→ **EXERCISE AIM**
Among the records below, find each line that includes the string "словами" and copy it.

· · · · · · ·

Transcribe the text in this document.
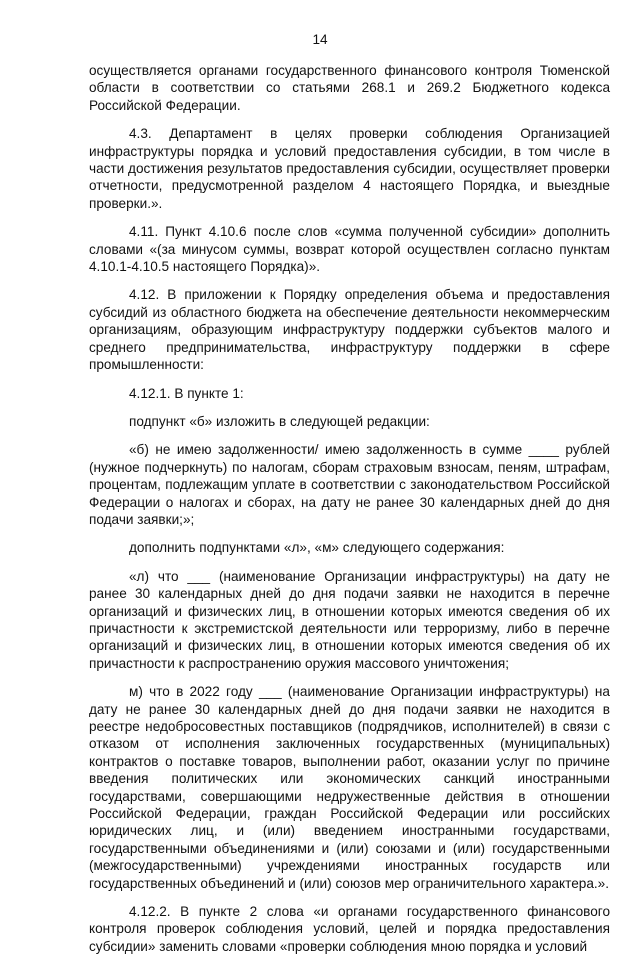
14

осуществляется органами государственного финансового контроля Тюменской области в соответствии со статьями 268.1 и 269.2 Бюджетного кодекса Российской Федерации.

4.3. Департамент в целях проверки соблюдения Организацией инфраструктуры порядка и условий предоставления субсидии, в том числе в части достижения результатов предоставления субсидии, осуществляет проверки отчетности, предусмотренной разделом 4 настоящего Порядка, и выездные проверки.».

4.11. Пункт 4.10.6 после слов «сумма полученной субсидии» дополнить словами «(за минусом суммы, возврат которой осуществлен согласно пунктам 4.10.1-4.10.5 настоящего Порядка)».

4.12. В приложении к Порядку определения объема и предоставления субсидий из областного бюджета на обеспечение деятельности некоммерческим организациям, образующим инфраструктуру поддержки субъектов малого и среднего предпринимательства, инфраструктуру поддержки в сфере промышленности:

4.12.1. В пункте 1:

подпункт «б» изложить в следующей редакции:

«б) не имею задолженности/ имею задолженность в сумме ____ рублей (нужное подчеркнуть) по налогам, сборам страховым взносам, пеням, штрафам, процентам, подлежащим уплате в соответствии с законодательством Российской Федерации о налогах и сборах, на дату не ранее 30 календарных дней до дня подачи заявки;»;

дополнить подпунктами «л», «м» следующего содержания:

«л) что ___ (наименование Организации инфраструктуры) на дату не ранее 30 календарных дней до дня подачи заявки не находится в перечне организаций и физических лиц, в отношении которых имеются сведения об их причастности к экстремистской деятельности или терроризму, либо в перечне организаций и физических лиц, в отношении которых имеются сведения об их причастности к распространению оружия массового уничтожения;

м) что в 2022 году ___ (наименование Организации инфраструктуры) на дату не ранее 30 календарных дней до дня подачи заявки не находится в реестре недобросовестных поставщиков (подрядчиков, исполнителей) в связи с отказом от исполнения заключенных государственных (муниципальных) контрактов о поставке товаров, выполнении работ, оказании услуг по причине введения политических или экономических санкций иностранными государствами, совершающими недружественные действия в отношении Российской Федерации, граждан Российской Федерации или российских юридических лиц, и (или) введением иностранными государствами, государственными объединениями и (или) союзами и (или) государственными (межгосударственными) учреждениями иностранных государств или государственных объединений и (или) союзов мер ограничительного характера.».

4.12.2. В пункте 2 слова «и органами государственного финансового контроля проверок соблюдения условий, целей и порядка предоставления субсидии» заменить словами «проверки соблюдения мною порядка и условий
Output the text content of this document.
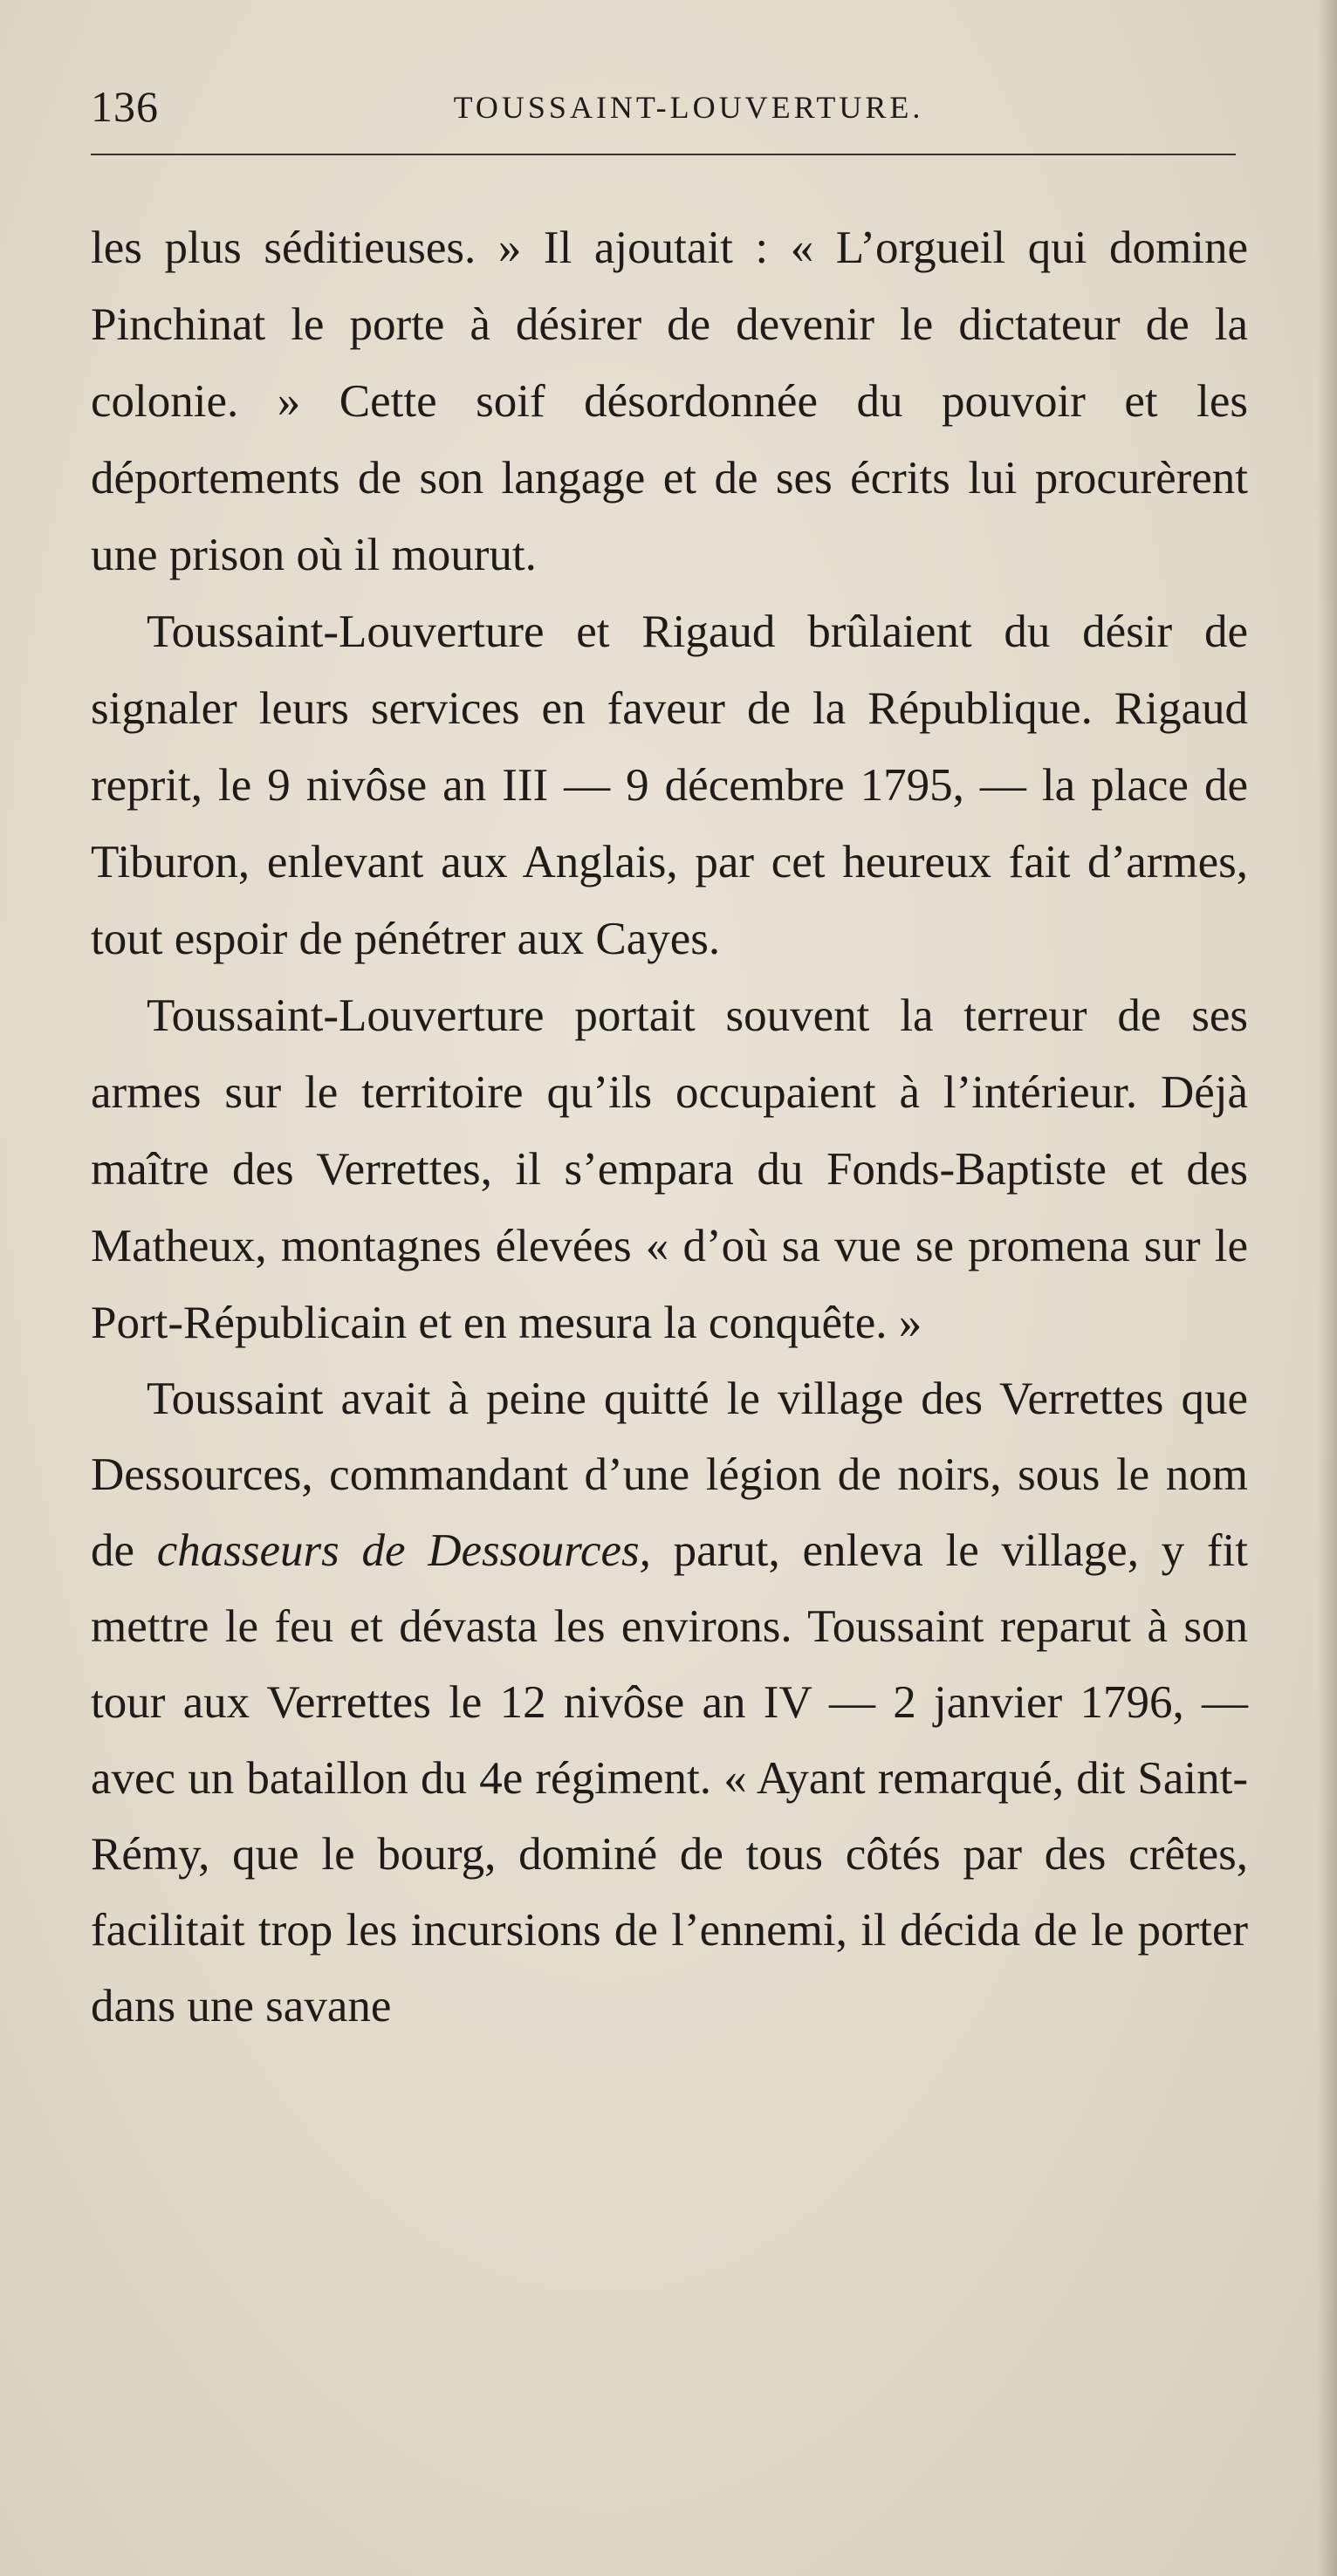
136	TOUSSAINT-LOUVERTURE.

les plus séditieuses. » Il ajoutait : « L’orgueil qui domine Pinchinat le porte à désirer de devenir le dictateur de la colonie. » Cette soif désordonnée du pouvoir et les déportements de son langage et de ses écrits lui procurèrent une prison où il mourut.

Toussaint-Louverture et Rigaud brûlaient du désir de signaler leurs services en faveur de la République. Rigaud reprit, le 9 nivôse an III — 9 décembre 1795, — la place de Tiburon, enlevant aux Anglais, par cet heureux fait d’armes, tout espoir de pénétrer aux Cayes.

Toussaint-Louverture portait souvent la terreur de ses armes sur le territoire qu’ils occupaient à l’intérieur. Déjà maître des Verrettes, il s’empara du Fonds-Baptiste et des Matheux, montagnes élevées « d’où sa vue se promena sur le Port-Républicain et en mesura la conquête. »

Toussaint avait à peine quitté le village des Verrettes que Dessources, commandant d’une légion de noirs, sous le nom de chasseurs de Dessources, parut, enleva le village, y fit mettre le feu et dévasta les environs. Toussaint reparut à son tour aux Verrettes le 12 nivôse an IV — 2 janvier 1796, — avec un bataillon du 4e régiment. « Ayant remarqué, dit Saint-Rémy, que le bourg, dominé de tous côtés par des crêtes, facilitait trop les incursions de l’ennemi, il décida de le porter dans une savane
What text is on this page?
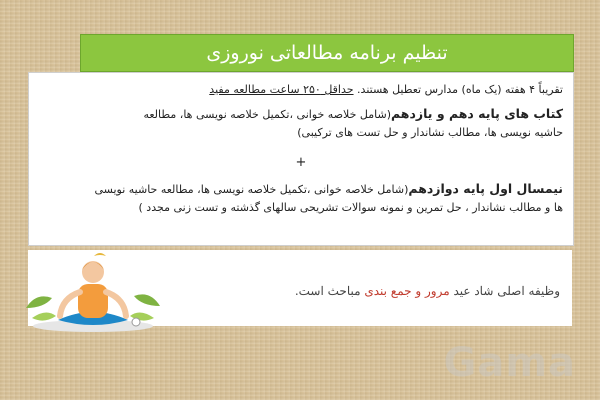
تنظیم برنامه مطالعاتی نوروزی
تقریباً ۴ هفته (یک ماه) مدارس تعطیل هستند. حداقل ۲۵۰ ساعت مطالعه مفید
کتاب های پایه دهم و یازدهم(شامل خلاصه خوانی ،تکمیل خلاصه نویسی ها، مطالعه
حاشیه نویسی ها، مطالب نشاندار و حل تست های ترکیبی)
+
نیمسال اول پایه دوازدهم(شامل خلاصه خوانی ،تکمیل خلاصه نویسی ها، مطالعه حاشیه نویسی
ها و مطالب نشاندار ، حل تمرین و نمونه سوالات تشریحی سالهای گذشته و تست زنی مجدد )
وظیفه اصلی شاد عید مرور و جمع بندی مباحث است.
Gama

· · · · · · ·

→ **RESPONSE TO THE EXERCISE**
4.11. Пункт 4.10.6 после слов «сумма полученной субсидии» дополнить словами «(за минусом суммы, возврат которой осуществлен согласно пунктам 4.10.1-4.10.5 настоящего Порядка)».
4.12.2. В пункте 2 слова «и органами государственного финансового контроля проверок соблюдения условий, целей и порядка предоставления субсидии» заменить словами «проверки соблюдения мною порядка и условий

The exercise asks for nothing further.